Record set>
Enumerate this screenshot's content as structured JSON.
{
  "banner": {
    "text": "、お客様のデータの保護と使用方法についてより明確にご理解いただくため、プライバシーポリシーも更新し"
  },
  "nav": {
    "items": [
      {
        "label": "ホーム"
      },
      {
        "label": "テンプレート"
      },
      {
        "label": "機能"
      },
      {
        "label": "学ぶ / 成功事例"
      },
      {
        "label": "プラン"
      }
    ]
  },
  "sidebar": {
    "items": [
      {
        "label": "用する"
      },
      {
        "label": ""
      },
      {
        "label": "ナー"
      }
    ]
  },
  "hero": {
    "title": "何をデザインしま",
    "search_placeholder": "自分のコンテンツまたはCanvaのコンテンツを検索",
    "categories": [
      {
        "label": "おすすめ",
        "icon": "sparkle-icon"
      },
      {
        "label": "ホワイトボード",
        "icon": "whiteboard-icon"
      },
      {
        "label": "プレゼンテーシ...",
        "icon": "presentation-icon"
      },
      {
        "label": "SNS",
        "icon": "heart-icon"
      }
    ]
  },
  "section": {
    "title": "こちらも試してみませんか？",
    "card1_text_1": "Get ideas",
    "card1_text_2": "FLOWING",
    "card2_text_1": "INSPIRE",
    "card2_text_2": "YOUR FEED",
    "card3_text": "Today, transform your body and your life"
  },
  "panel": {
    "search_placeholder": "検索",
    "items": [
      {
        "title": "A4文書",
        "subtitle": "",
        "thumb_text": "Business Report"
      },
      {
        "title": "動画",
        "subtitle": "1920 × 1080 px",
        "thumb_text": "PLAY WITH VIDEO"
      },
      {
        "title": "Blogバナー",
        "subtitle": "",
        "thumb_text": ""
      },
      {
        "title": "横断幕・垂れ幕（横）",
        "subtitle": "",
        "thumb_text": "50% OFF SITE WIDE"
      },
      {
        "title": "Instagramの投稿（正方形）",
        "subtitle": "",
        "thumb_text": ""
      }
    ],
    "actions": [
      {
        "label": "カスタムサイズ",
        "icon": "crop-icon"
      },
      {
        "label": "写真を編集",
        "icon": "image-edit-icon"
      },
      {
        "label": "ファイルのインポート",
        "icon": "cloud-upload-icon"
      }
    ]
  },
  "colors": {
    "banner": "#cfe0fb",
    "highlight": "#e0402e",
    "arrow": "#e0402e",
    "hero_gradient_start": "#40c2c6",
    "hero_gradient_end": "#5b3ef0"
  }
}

Task directions> Output the records verbatim, from the first line to the last.

Full output>
Enumerate this screenshot's content as structured JSON.
{
  "banner": {
    "text": "、お客様のデータの保護と使用方法についてより明確にご理解いただくため、プライバシーポリシーも更新し"
  },
  "nav": {
    "items": [
      {
        "label": "ホーム"
      },
      {
        "label": "テンプレート"
      },
      {
        "label": "機能"
      },
      {
        "label": "学ぶ / 成功事例"
      },
      {
        "label": "プラン"
      }
    ]
  },
  "sidebar": {
    "items": [
      {
        "label": "用する"
      },
      {
        "label": ""
      },
      {
        "label": "ナー"
      }
    ]
  },
  "hero": {
    "title": "何をデザインしま",
    "search_placeholder": "自分のコンテンツまたはCanvaのコンテンツを検索",
    "categories": [
      {
        "label": "おすすめ",
        "icon": "sparkle-icon"
      },
      {
        "label": "ホワイトボード",
        "icon": "whiteboard-icon"
      },
      {
        "label": "プレゼンテーシ...",
        "icon": "presentation-icon"
      },
      {
        "label": "SNS",
        "icon": "heart-icon"
      }
    ]
  },
  "section": {
    "title": "こちらも試してみませんか？",
    "card1_text_1": "Get ideas",
    "card1_text_2": "FLOWING",
    "card2_text_1": "INSPIRE",
    "card2_text_2": "YOUR FEED",
    "card3_text": "Today, transform your body and your life"
  },
  "panel": {
    "search_placeholder": "検索",
    "items": [
      {
        "title": "A4文書",
        "subtitle": "",
        "thumb_text": "Business Report"
      },
      {
        "title": "動画",
        "subtitle": "1920 × 1080 px",
        "thumb_text": "PLAY WITH VIDEO"
      },
      {
        "title": "Blogバナー",
        "subtitle": "",
        "thumb_text": ""
      },
      {
        "title": "横断幕・垂れ幕（横）",
        "subtitle": "",
        "thumb_text": "50% OFF SITE WIDE"
      },
      {
        "title": "Instagramの投稿（正方形）",
        "subtitle": "",
        "thumb_text": ""
      }
    ],
    "actions": [
      {
        "label": "カスタムサイズ",
        "icon": "crop-icon"
      },
      {
        "label": "写真を編集",
        "icon": "image-edit-icon"
      },
      {
        "label": "ファイルのインポート",
        "icon": "cloud-upload-icon"
      }
    ]
  },
  "colors": {
    "banner": "#cfe0fb",
    "highlight": "#e0402e",
    "arrow": "#e0402e",
    "hero_gradient_start": "#40c2c6",
    "hero_gradient_end": "#5b3ef0"
  }
}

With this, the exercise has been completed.